Each of these domains can be decomposed into individual microservices within each bounded context of the domain. For example, the Power Domain would contain microservices that represent solar panels, battery packs, and power processors. Each of these microservices contains properties and methods which define the service and what it can do. The next step is to define the relationships between these microservices, if any. Ideally, microservices are not coupled at all so that there are no dependencies. As such, the microservices can iterate as fast as needed. See here for more information on how to design the system using this pattern.

 

Azure services for Mission Planning

 

Now that we’ve defined what the microservices need to be, we can now turn our attention to building them. For that, we’ll need product management tools, code development tools, testing, security, a means to containerize, orchestrate, monitor, and observe the microservices, and a means to host them in the cloud.

 

To manage the product, we can use GitHub and/or Azure DevOps (see here). To write the code, we can use Visual Studio Code, Visual Studio or GitHub Codespaces. The choice comes down to many factors such as the development language of choice; Python, .NET, or Java are great options. A free book is available from Microsoft for using .NET here. Azure DevOps and GitHub support Continuous Integration and Continuous Deployments which allow you to automatically build the code on each commit and deploy the code into environments such as development, testing, staging or production. Further, your code is scanned for security vulnerabilities during the CI build, and the application is monitored with tools such as Azure Sentinel. Likewise, you can monitor the app with Azure Monitor, perform load testing with Azure Load Testing, and even perform chaos engineering with Azure Chaos Studio. In addition to these tools, several reference architectures are available in the Azure Architecture Center to consider:

 

Orchestrating your microservices is another key component of any modern, cloud-native solution. Today, Kubernetes is the go-to solution for hosting, orchestrating, and monitoring these services. First, the microservices need to be containerized with Docker, Podman, or Containerd.  Once containerized, the containers can be deployed to Kubernetes which is an open-source software orchestration platform. While Kubernetes offers the orchestration of microservices, it doesn’t provide the bare metal hardware. That’s where the Azure cloud comes to the rescue with a variety of compute options. Microsoft’s Azure Kubernetes Service is a platform-as-a-service offering that allows you to manage and orchestrate these services. It can be spun up in minutes from the Azure portal, Azure Command-Line Interface, and Azure PowerShell or with code via Azure Resource Manager templates, Bicep, or Terraform. The major benefit of using AKS is that you can abstract away the hardware and focus on the application development and orchestration. Once the AKS instance is running, your applications can be developed with Helm, Dapr, or your favorite language. Your microservice containers can be registered in the Azure Container Registry.

Record list ->
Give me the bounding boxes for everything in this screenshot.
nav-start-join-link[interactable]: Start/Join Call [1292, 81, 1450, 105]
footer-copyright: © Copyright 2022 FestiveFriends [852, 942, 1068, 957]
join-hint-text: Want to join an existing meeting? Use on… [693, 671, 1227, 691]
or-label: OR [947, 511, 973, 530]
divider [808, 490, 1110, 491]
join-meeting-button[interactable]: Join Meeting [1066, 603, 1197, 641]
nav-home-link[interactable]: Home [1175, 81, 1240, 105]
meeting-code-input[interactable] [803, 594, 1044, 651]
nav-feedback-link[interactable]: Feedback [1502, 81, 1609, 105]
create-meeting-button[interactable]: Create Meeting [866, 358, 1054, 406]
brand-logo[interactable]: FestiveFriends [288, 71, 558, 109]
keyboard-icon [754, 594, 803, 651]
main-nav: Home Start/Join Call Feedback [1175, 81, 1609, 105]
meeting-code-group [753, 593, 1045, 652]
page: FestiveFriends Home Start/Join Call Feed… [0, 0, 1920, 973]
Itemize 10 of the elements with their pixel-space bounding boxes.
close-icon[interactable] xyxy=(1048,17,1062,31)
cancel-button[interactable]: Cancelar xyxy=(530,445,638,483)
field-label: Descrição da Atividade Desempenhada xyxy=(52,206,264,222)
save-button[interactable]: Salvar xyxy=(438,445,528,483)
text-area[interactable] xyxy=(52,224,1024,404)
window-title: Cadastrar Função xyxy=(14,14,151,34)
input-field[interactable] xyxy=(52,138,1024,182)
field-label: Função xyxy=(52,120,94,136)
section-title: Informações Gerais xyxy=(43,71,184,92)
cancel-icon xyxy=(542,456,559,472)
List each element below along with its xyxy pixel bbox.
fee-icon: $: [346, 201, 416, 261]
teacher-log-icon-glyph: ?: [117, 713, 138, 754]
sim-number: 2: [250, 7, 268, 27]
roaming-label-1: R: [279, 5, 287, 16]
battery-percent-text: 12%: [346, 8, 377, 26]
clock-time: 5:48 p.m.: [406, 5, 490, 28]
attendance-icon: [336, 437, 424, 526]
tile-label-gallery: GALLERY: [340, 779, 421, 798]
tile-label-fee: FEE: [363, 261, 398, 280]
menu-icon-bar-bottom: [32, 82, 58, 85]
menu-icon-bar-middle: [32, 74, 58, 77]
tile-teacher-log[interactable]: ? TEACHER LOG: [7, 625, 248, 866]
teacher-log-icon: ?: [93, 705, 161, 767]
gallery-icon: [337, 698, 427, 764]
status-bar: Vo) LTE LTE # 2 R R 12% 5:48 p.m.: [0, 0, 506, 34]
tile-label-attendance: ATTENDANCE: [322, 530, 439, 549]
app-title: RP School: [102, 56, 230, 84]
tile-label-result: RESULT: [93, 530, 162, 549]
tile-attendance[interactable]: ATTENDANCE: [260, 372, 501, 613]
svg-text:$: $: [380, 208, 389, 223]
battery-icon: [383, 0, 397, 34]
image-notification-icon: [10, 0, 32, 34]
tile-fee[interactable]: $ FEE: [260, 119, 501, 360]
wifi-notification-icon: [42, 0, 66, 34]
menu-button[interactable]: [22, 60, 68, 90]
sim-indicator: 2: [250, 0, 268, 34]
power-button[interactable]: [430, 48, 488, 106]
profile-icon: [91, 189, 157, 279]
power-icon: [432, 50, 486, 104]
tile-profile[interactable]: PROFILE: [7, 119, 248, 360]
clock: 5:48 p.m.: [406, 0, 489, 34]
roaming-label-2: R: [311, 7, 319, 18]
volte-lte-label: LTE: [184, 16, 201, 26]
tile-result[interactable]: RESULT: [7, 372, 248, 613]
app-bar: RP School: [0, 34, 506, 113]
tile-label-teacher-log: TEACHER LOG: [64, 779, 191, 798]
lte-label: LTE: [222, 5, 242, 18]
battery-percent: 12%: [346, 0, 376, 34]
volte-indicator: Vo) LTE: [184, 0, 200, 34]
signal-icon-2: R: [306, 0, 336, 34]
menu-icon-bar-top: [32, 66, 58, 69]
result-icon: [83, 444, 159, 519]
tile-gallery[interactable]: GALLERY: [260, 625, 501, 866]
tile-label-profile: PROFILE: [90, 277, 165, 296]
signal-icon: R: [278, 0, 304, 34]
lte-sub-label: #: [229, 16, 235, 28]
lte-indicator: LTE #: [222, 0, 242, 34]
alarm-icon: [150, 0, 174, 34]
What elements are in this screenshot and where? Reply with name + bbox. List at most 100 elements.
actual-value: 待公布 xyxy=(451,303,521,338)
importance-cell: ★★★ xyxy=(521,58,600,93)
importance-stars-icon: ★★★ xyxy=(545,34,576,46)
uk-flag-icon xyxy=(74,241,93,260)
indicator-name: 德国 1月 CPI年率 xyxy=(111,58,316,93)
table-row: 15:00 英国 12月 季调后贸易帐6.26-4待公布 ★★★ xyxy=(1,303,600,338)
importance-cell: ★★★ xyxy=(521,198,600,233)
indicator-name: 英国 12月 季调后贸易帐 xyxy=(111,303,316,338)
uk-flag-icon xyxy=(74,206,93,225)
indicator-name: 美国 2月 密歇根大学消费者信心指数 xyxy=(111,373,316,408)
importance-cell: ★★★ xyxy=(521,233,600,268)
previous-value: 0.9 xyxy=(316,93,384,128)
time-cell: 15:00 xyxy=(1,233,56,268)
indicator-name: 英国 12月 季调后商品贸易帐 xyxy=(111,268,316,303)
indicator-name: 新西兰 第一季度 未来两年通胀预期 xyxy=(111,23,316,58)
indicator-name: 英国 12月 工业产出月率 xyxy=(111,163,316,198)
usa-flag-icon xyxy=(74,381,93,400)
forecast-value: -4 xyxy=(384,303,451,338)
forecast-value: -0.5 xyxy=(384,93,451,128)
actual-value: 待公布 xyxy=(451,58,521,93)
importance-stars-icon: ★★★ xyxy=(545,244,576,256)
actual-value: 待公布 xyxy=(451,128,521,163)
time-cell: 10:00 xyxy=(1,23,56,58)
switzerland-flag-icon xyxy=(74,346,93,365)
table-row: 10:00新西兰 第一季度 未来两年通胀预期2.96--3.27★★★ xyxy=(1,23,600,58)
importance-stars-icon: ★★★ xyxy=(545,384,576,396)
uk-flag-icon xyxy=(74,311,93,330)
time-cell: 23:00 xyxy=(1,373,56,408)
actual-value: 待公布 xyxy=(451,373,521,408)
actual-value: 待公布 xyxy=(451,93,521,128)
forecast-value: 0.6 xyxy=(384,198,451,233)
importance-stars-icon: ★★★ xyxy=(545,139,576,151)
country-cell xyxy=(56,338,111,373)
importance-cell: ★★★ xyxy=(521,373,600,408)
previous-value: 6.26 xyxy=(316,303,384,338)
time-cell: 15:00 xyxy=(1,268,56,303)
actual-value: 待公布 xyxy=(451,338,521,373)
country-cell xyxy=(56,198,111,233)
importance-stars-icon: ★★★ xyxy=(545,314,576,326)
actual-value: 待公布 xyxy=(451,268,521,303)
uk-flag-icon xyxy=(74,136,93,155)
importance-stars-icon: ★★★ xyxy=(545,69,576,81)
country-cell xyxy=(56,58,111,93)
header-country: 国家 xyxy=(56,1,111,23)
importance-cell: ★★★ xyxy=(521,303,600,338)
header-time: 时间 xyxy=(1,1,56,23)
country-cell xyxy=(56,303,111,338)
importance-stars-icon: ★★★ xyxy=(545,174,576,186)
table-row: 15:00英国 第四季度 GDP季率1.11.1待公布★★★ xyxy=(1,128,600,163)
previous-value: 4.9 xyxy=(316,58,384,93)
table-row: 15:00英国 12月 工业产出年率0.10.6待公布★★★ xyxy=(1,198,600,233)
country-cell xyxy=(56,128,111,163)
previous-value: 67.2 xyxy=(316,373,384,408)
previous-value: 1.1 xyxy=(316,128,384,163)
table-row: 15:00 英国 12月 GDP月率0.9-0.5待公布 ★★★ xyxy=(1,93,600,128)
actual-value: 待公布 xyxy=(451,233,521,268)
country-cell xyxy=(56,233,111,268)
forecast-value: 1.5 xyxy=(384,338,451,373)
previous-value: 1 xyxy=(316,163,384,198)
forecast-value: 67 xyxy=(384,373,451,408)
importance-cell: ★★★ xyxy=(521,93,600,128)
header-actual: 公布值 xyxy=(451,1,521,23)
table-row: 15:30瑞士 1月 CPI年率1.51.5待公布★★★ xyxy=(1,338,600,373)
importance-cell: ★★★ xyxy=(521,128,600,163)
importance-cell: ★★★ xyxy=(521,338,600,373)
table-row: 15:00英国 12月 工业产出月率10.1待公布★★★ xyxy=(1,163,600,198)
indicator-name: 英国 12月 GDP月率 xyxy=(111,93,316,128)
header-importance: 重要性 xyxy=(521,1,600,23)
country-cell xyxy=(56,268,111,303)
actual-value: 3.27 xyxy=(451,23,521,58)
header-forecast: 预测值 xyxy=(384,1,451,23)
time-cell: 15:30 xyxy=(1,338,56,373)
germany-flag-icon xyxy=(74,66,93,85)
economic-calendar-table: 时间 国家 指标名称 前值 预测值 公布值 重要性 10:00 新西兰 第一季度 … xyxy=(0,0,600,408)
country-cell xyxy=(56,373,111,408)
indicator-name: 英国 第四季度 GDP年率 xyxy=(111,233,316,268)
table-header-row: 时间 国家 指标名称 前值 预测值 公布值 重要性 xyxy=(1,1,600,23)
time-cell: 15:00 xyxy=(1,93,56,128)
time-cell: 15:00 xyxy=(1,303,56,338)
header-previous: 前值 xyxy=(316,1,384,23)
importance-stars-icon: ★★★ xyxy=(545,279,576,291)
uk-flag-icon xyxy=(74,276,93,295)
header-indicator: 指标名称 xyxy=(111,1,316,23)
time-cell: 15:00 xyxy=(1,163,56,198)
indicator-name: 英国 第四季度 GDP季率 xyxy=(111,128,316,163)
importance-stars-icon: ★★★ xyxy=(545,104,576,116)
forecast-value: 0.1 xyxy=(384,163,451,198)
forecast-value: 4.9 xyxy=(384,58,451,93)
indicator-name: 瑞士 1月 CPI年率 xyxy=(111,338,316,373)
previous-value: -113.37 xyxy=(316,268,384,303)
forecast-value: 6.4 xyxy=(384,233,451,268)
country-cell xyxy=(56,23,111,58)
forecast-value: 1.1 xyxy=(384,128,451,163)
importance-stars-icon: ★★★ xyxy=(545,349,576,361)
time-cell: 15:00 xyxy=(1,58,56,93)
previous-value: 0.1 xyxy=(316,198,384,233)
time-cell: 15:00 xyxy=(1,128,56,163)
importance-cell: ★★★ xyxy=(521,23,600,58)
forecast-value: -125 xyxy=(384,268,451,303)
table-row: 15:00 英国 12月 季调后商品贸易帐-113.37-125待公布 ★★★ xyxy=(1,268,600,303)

Work required ->
Continue the text on building and orchestrating microservices with Azure from its last sentence.

Output of the task ->
Mission Operations Center

 

To enable a mission, a Mission Operations Center is established to model the mission and simulate outcomes as well as manage the telemetry data, scheduling, preprocessing, backup, fault identification, and more. These functions have traditionally been managed with on-premises hardware. However, with the advent of the cloud, all this server infrastructure can instead be hosted in Azure. As noted in this article, that includes the ground station with a platform-as-a-service solution such as Azure Orbital Ground Station.  As a result, all of the mission infrastructure can be hosted in the cloud thereby eliminating the need to downlink to on-premises infrastructure which reduces latency. The data is downlinked to an Azure region where the mission planning and other apps can also be hosted.

 

Visualization, Simulation and Digital Twins

 

Another key component of mission planning is the visualization of all the components of the mission to communicate complex mission components, improve collaboration, determine unseen constraints, improve operational decision making, understand CONOPS, and reduce risk and cost. Typically, this is accomplished with a mission simulation. The simulation includes models, inputs, outputs, and observation types in the case of earth observation. The main models include energy, time utilization, system performance, scheduling, background characteristics, search logic, and data utilization. Inputs include scenarios, tasking, system parameters, and constellation parameters.  Outputs include animation sequence, observation data, system parameters, energy usage, pointing statistics, time usage, gap statistics, response times, and cloud cover. The simulation is attuned with a baseline configuration then run multiple times to determine alternative outcomes to help us understand whether we need to revise the requirements, evaluate alternatives, or change our cost or timeline.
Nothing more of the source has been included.